• [Set exercise]
Retype each line of the material exactly, please, skipping any picture in it.

--- Provided information ---

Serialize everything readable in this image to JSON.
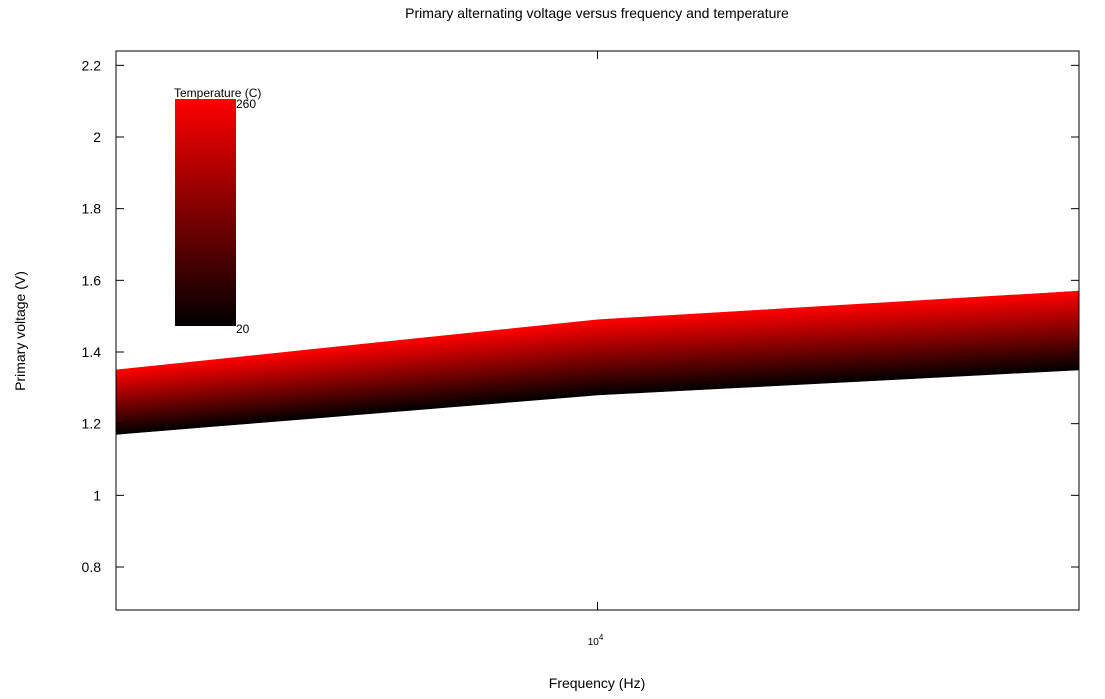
{
  "chart_data": {
    "type": "area",
    "title": "Primary alternating voltage versus frequency and temperature",
    "xlabel": "Frequency (Hz)",
    "ylabel": "Primary voltage (V)",
    "x_scale": "log",
    "xlim": [
      2000,
      50000
    ],
    "ylim": [
      0.68,
      2.24
    ],
    "yticks": [
      0.8,
      1,
      1.2,
      1.4,
      1.6,
      1.8,
      2,
      2.2
    ],
    "ytick_labels": [
      "0.8",
      "1",
      "1.2",
      "1.4",
      "1.6",
      "1.8",
      "2",
      "2.2"
    ],
    "xticks": [
      10000
    ],
    "xtick_labels": [
      {
        "base": "10",
        "exp": "4"
      }
    ],
    "grid": false,
    "colorbar": {
      "title": "Temperature (C)",
      "min_label": "20",
      "max_label": "260",
      "min": 20,
      "max": 260,
      "min_color": "#000000",
      "max_color": "#ff0000",
      "placement": "top-left"
    },
    "series": [
      {
        "temperature": 20,
        "x": [
          2000,
          10000,
          50000
        ],
        "y": [
          1.17,
          1.28,
          1.35
        ]
      },
      {
        "temperature": 260,
        "x": [
          2000,
          10000,
          50000
        ],
        "y": [
          1.35,
          1.49,
          1.57
        ]
      }
    ]
  }
}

---

• [Task response]
Serialize everything readable in this image to JSON.
{
  "chart_data": {
    "type": "area",
    "title": "Primary alternating voltage versus frequency and temperature",
    "xlabel": "Frequency (Hz)",
    "ylabel": "Primary voltage (V)",
    "x_scale": "log",
    "xlim": [
      2000,
      50000
    ],
    "ylim": [
      0.68,
      2.24
    ],
    "yticks": [
      0.8,
      1,
      1.2,
      1.4,
      1.6,
      1.8,
      2,
      2.2
    ],
    "ytick_labels": [
      "0.8",
      "1",
      "1.2",
      "1.4",
      "1.6",
      "1.8",
      "2",
      "2.2"
    ],
    "xticks": [
      10000
    ],
    "xtick_labels": [
      {
        "base": "10",
        "exp": "4"
      }
    ],
    "grid": false,
    "colorbar": {
      "title": "Temperature (C)",
      "min_label": "20",
      "max_label": "260",
      "min": 20,
      "max": 260,
      "min_color": "#000000",
      "max_color": "#ff0000",
      "placement": "top-left"
    },
    "series": [
      {
        "temperature": 20,
        "x": [
          2000,
          10000,
          50000
        ],
        "y": [
          1.17,
          1.28,
          1.35
        ]
      },
      {
        "temperature": 260,
        "x": [
          2000,
          10000,
          50000
        ],
        "y": [
          1.35,
          1.49,
          1.57
        ]
      }
    ]
  }
}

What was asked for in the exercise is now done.